Items listed in a dataset
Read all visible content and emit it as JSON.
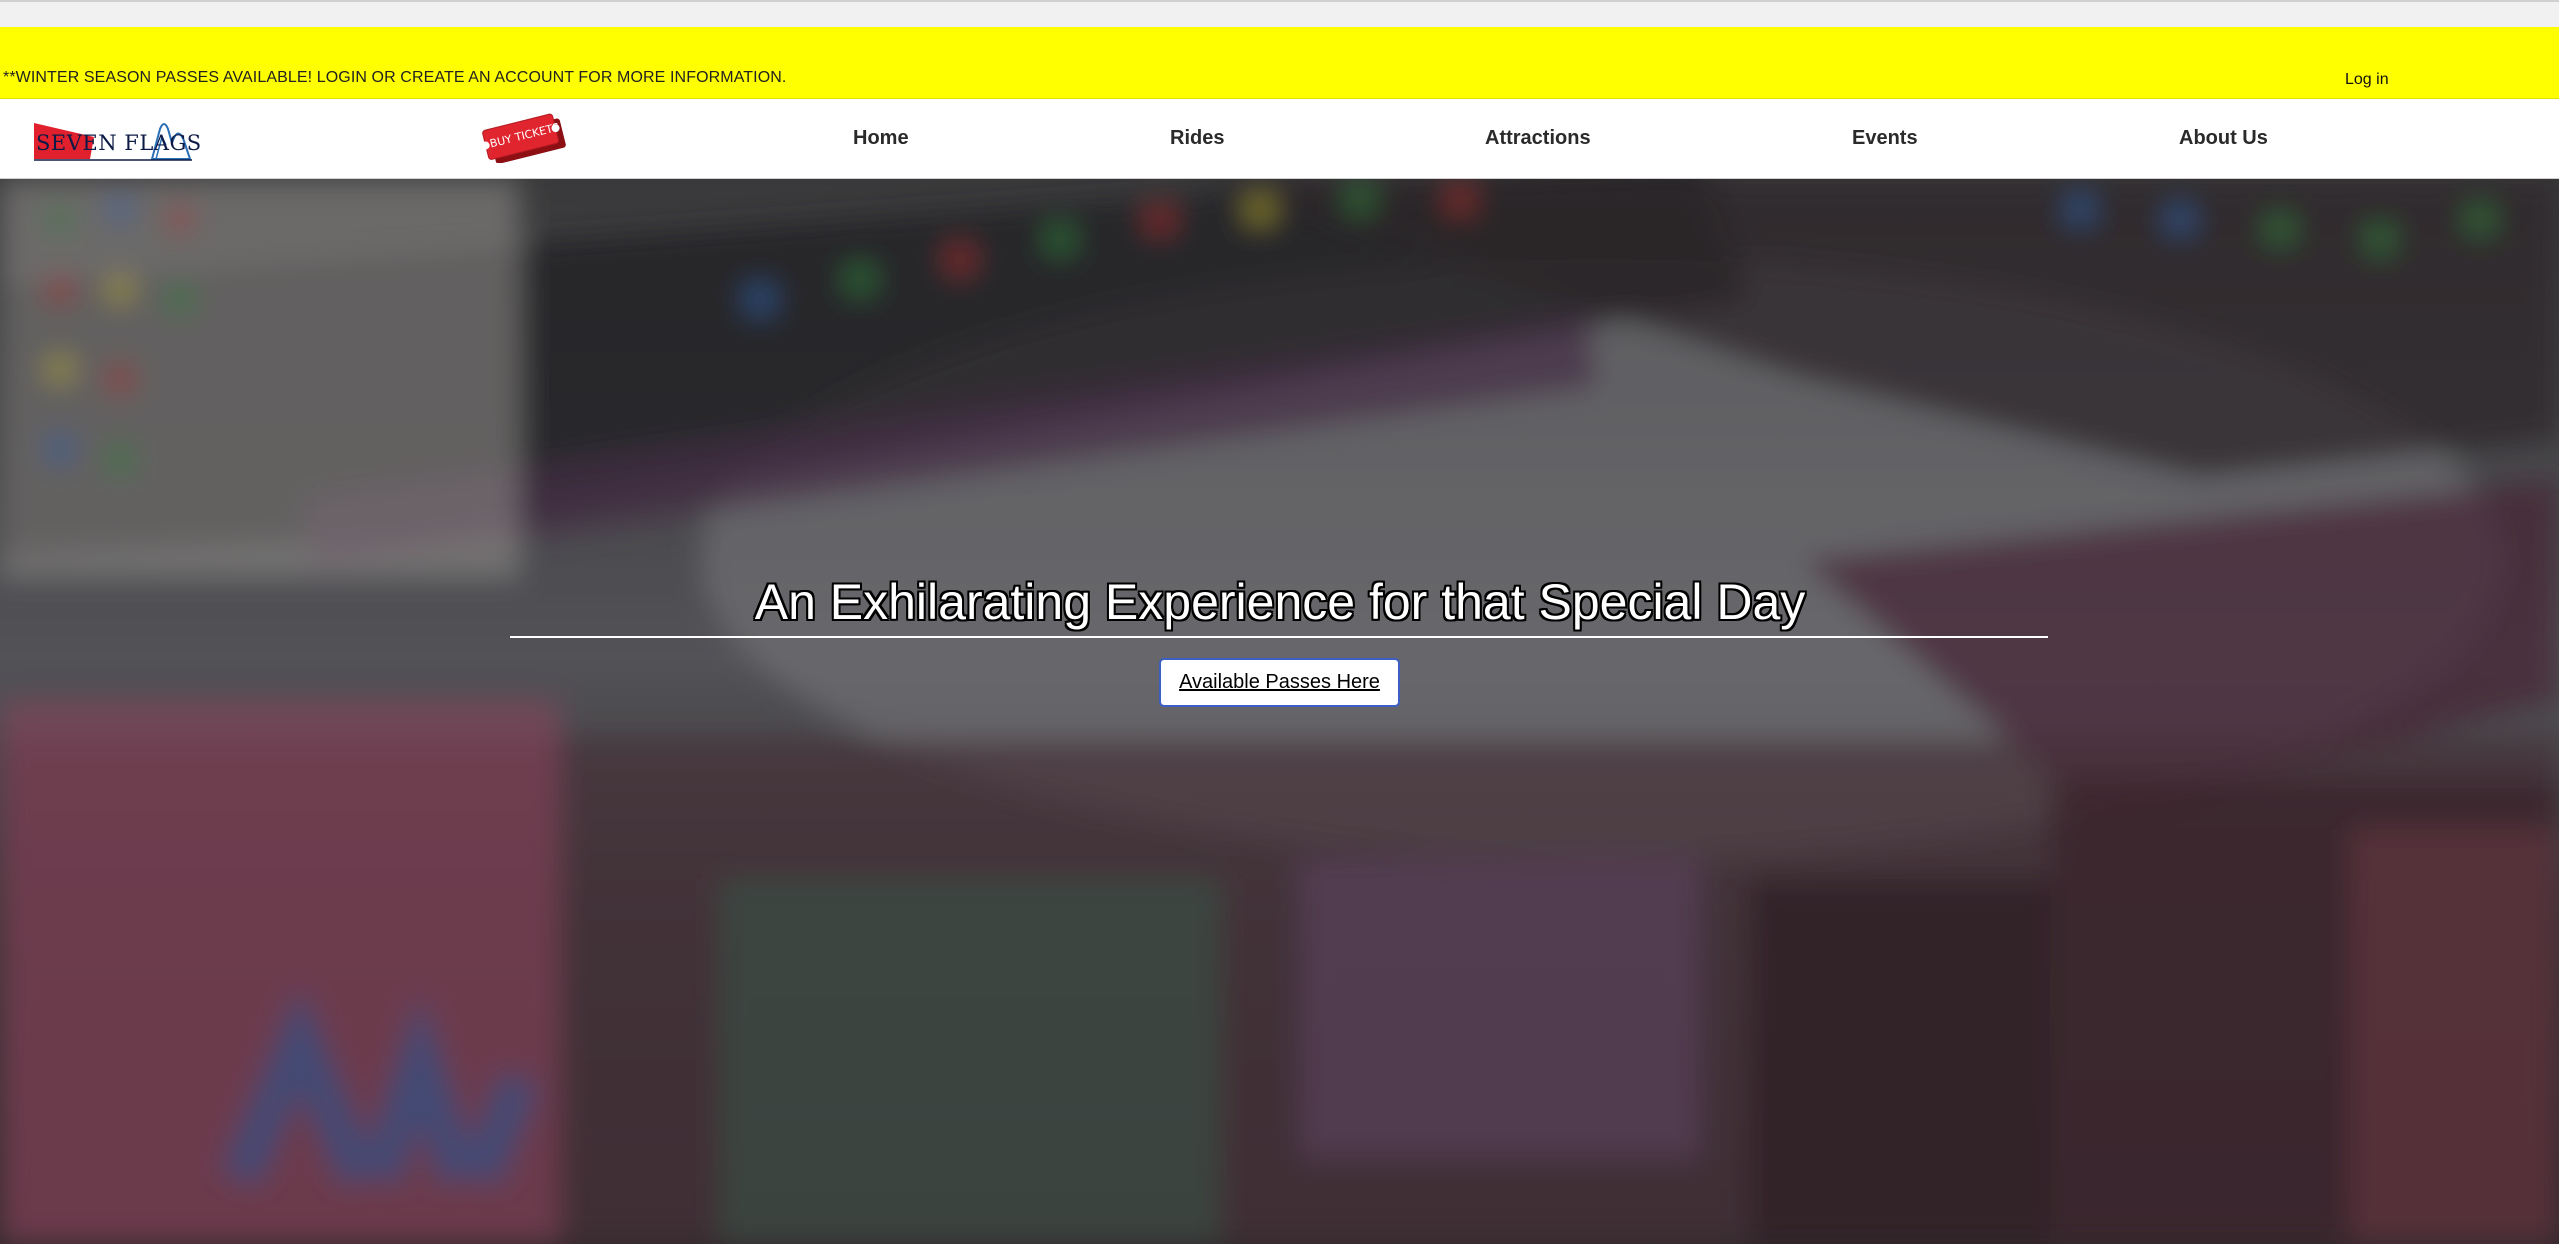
{
  "announcement": {
    "text": "**WINTER SEASON PASSES AVAILABLE! LOGIN OR CREATE AN ACCOUNT FOR MORE INFORMATION.",
    "login_label": "Log in",
    "background_color": "#ffff00"
  },
  "navbar": {
    "logo_text": "SEVEN FLAGS",
    "buy_tickets_label": "BUY TICKETS",
    "items": [
      {
        "label": "Home"
      },
      {
        "label": "Rides"
      },
      {
        "label": "Attractions"
      },
      {
        "label": "Events"
      },
      {
        "label": "About Us"
      }
    ]
  },
  "hero": {
    "title": "An Exhilarating Experience for that Special Day",
    "button_label": "Available Passes Here",
    "button_border_color": "#3b5fc4"
  },
  "icons": {
    "logo": "seven-flags-logo-icon",
    "buy_tickets": "ticket-icon"
  }
}
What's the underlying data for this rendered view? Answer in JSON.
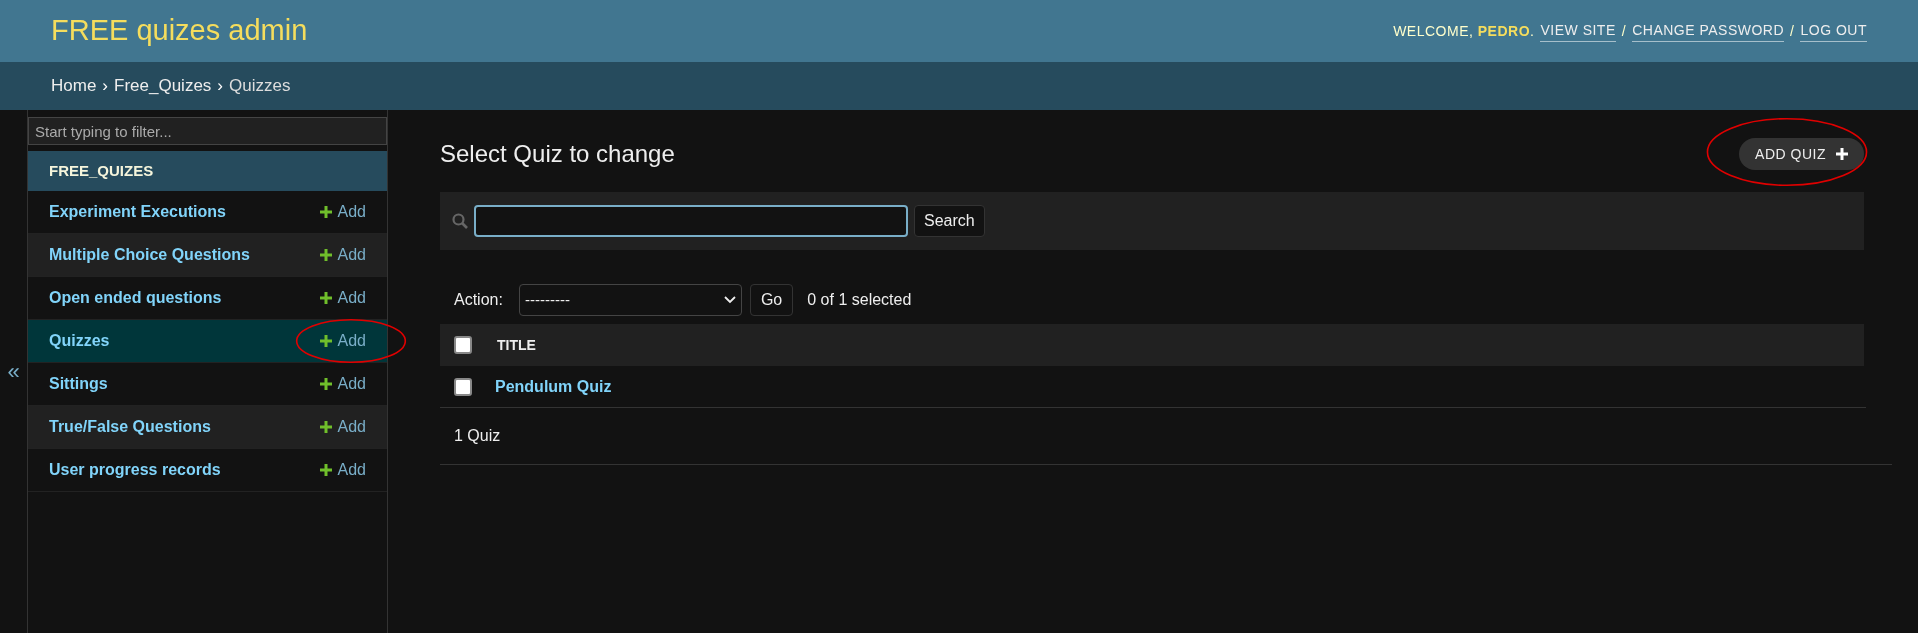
{
  "header": {
    "title": "FREE quizes admin",
    "welcome": "WELCOME, **PEDRO**.",
    "links": [
      "VIEW SITE",
      "CHANGE PASSWORD",
      "LOG OUT"
    ],
    "separator": "/"
  },
  "breadcrumbs": [
    "Home",
    "Free_Quizes",
    "Quizzes"
  ],
  "breadcrumb_separator": "›",
  "sidebar": {
    "filter_placeholder": "Start typing to filter...",
    "app": "FREE_QUIZES",
    "collapse": "«",
    "models": [
      {
        "name": "Experiment Executions",
        "add": "Add",
        "selected": false,
        "circled": false
      },
      {
        "name": "Multiple Choice Questions",
        "add": "Add",
        "selected": false,
        "circled": false
      },
      {
        "name": "Open ended questions",
        "add": "Add",
        "selected": false,
        "circled": false
      },
      {
        "name": "Quizzes",
        "add": "Add",
        "selected": true,
        "circled": true
      },
      {
        "name": "Sittings",
        "add": "Add",
        "selected": false,
        "circled": false
      },
      {
        "name": "True/False Questions",
        "add": "Add",
        "selected": false,
        "circled": false
      },
      {
        "name": "User progress records",
        "add": "Add",
        "selected": false,
        "circled": false
      }
    ]
  },
  "content": {
    "title": "Select Quiz to change",
    "add_button": "ADD QUIZ",
    "add_circled": true,
    "search_button": "Search",
    "action_label": "Action:",
    "action_value": "---------",
    "go_button": "Go",
    "selection_count": "0 of 1 selected",
    "columns": [
      "TITLE"
    ],
    "select_all_checked": false,
    "rows": [
      {
        "title": "Pendulum Quiz",
        "checked": false
      }
    ],
    "result_count": "1 Quiz"
  }
}
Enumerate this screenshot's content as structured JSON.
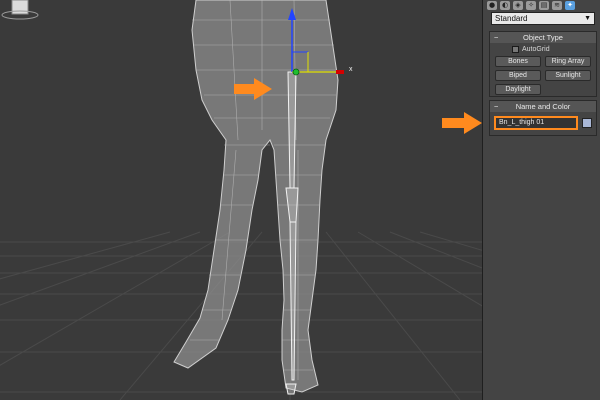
{
  "panel": {
    "tabs": [
      "●",
      "◐",
      "◈",
      "✧",
      "▤",
      "≋",
      "✦"
    ],
    "dropdown_value": "Standard",
    "object_type": {
      "title": "Object Type",
      "autogrid_label": "AutoGrid",
      "buttons": [
        "Bones",
        "Ring Array",
        "Biped",
        "Sunlight",
        "Daylight"
      ]
    },
    "name_and_color": {
      "title": "Name and Color",
      "name_value": "Bn_L_thigh 01"
    }
  },
  "viewport": {
    "gizmo_x_label": "x"
  },
  "colors": {
    "highlight": "#ff8a1e",
    "viewport_bg": "#3a3a3a",
    "panel_bg": "#444444"
  }
}
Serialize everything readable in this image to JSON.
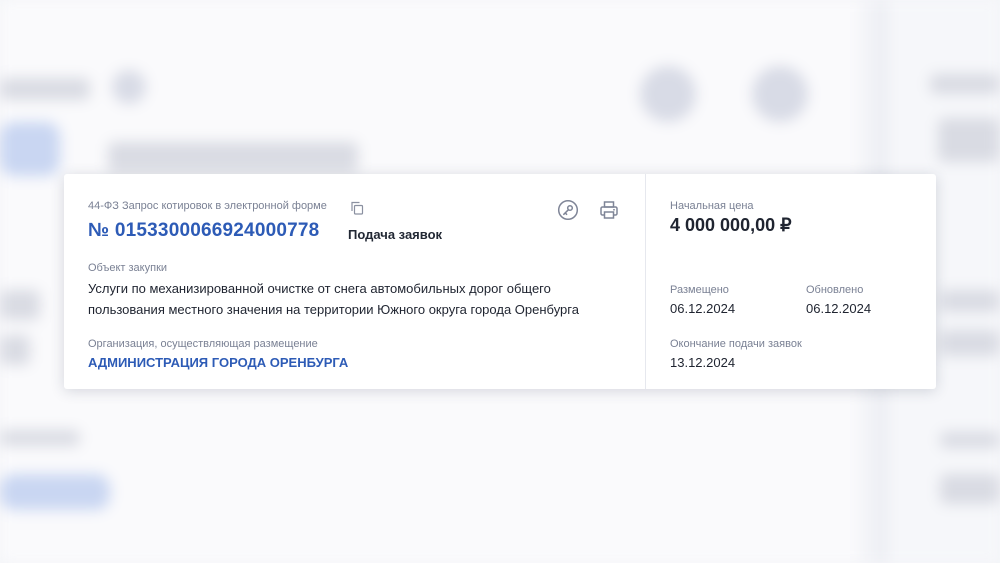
{
  "card": {
    "law_type": "44-ФЗ Запрос котировок в электронной форме",
    "number": "№ 0153300066924000778",
    "stage": "Подача заявок",
    "object_label": "Объект закупки",
    "object_text": "Услуги по механизированной очистке от снега автомобильных дорог общего пользования местного значения на территории Южного округа города Оренбурга",
    "org_label": "Организация, осуществляющая размещение",
    "org_name": "АДМИНИСТРАЦИЯ ГОРОДА ОРЕНБУРГА",
    "price_label": "Начальная цена",
    "price": "4 000 000,00 ₽",
    "placed_label": "Размещено",
    "placed_date": "06.12.2024",
    "updated_label": "Обновлено",
    "updated_date": "06.12.2024",
    "end_label": "Окончание подачи заявок",
    "end_date": "13.12.2024"
  },
  "icons": {
    "copy": "copy-icon",
    "key": "key-icon",
    "print": "print-icon"
  },
  "colors": {
    "accent": "#2d5bb6",
    "text": "#1f2430",
    "muted": "#7a8194"
  }
}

### [DIRECTIVE]
Each entry gets copied exactly; the pictures stay out.

### [ANSWER TO THE EXERCISE]
Read all visible content and emit it as JSON.
{
  "announcement": {
    "text": "**WINTER SEASON PASSES AVAILABLE! LOGIN OR CREATE AN ACCOUNT FOR MORE INFORMATION.",
    "login_label": "Log in",
    "background_color": "#ffff00"
  },
  "navbar": {
    "logo_text": "SEVEN FLAGS",
    "buy_tickets_label": "BUY TICKETS",
    "items": [
      {
        "label": "Home"
      },
      {
        "label": "Rides"
      },
      {
        "label": "Attractions"
      },
      {
        "label": "Events"
      },
      {
        "label": "About Us"
      }
    ]
  },
  "hero": {
    "title": "An Exhilarating Experience for that Special Day",
    "button_label": "Available Passes Here",
    "button_border_color": "#3b5fc4"
  },
  "icons": {
    "logo": "seven-flags-logo-icon",
    "buy_tickets": "ticket-icon"
  }
}
What's the underlying data for this rendered view? Answer in JSON.
{
  "header": {
    "title": "FREE quizes admin",
    "welcome": "WELCOME, **PEDRO**.",
    "links": [
      "VIEW SITE",
      "CHANGE PASSWORD",
      "LOG OUT"
    ],
    "separator": "/"
  },
  "breadcrumbs": [
    "Home",
    "Free_Quizes",
    "Quizzes"
  ],
  "breadcrumb_separator": "›",
  "sidebar": {
    "filter_placeholder": "Start typing to filter...",
    "app": "FREE_QUIZES",
    "collapse": "«",
    "models": [
      {
        "name": "Experiment Executions",
        "add": "Add",
        "selected": false,
        "circled": false
      },
      {
        "name": "Multiple Choice Questions",
        "add": "Add",
        "selected": false,
        "circled": false
      },
      {
        "name": "Open ended questions",
        "add": "Add",
        "selected": false,
        "circled": false
      },
      {
        "name": "Quizzes",
        "add": "Add",
        "selected": true,
        "circled": true
      },
      {
        "name": "Sittings",
        "add": "Add",
        "selected": false,
        "circled": false
      },
      {
        "name": "True/False Questions",
        "add": "Add",
        "selected": false,
        "circled": false
      },
      {
        "name": "User progress records",
        "add": "Add",
        "selected": false,
        "circled": false
      }
    ]
  },
  "content": {
    "title": "Select Quiz to change",
    "add_button": "ADD QUIZ",
    "add_circled": true,
    "search_button": "Search",
    "action_label": "Action:",
    "action_value": "---------",
    "go_button": "Go",
    "selection_count": "0 of 1 selected",
    "columns": [
      "TITLE"
    ],
    "select_all_checked": false,
    "rows": [
      {
        "title": "Pendulum Quiz",
        "checked": false
      }
    ],
    "result_count": "1 Quiz"
  }
}
Enumerate this screenshot's content as structured JSON.
{
  "panel": {
    "tabs": [
      "●",
      "◐",
      "◈",
      "✧",
      "▤",
      "≋",
      "✦"
    ],
    "dropdown_value": "Standard",
    "object_type": {
      "title": "Object Type",
      "autogrid_label": "AutoGrid",
      "buttons": [
        "Bones",
        "Ring Array",
        "Biped",
        "Sunlight",
        "Daylight"
      ]
    },
    "name_and_color": {
      "title": "Name and Color",
      "name_value": "Bn_L_thigh 01"
    }
  },
  "viewport": {
    "gizmo_x_label": "x"
  },
  "colors": {
    "highlight": "#ff8a1e",
    "viewport_bg": "#3a3a3a",
    "panel_bg": "#444444"
  }
}
Serialize everything readable in this image to JSON.
{
  "card": {
    "law_type": "44-ФЗ Запрос котировок в электронной форме",
    "number": "№ 0153300066924000778",
    "stage": "Подача заявок",
    "object_label": "Объект закупки",
    "object_text": "Услуги по механизированной очистке от снега автомобильных дорог общего пользования местного значения на территории Южного округа города Оренбурга",
    "org_label": "Организация, осуществляющая размещение",
    "org_name": "АДМИНИСТРАЦИЯ ГОРОДА ОРЕНБУРГА",
    "price_label": "Начальная цена",
    "price": "4 000 000,00 ₽",
    "placed_label": "Размещено",
    "placed_date": "06.12.2024",
    "updated_label": "Обновлено",
    "updated_date": "06.12.2024",
    "end_label": "Окончание подачи заявок",
    "end_date": "13.12.2024"
  },
  "icons": {
    "copy": "copy-icon",
    "key": "key-icon",
    "print": "print-icon"
  },
  "colors": {
    "accent": "#2d5bb6",
    "text": "#1f2430",
    "muted": "#7a8194"
  }
}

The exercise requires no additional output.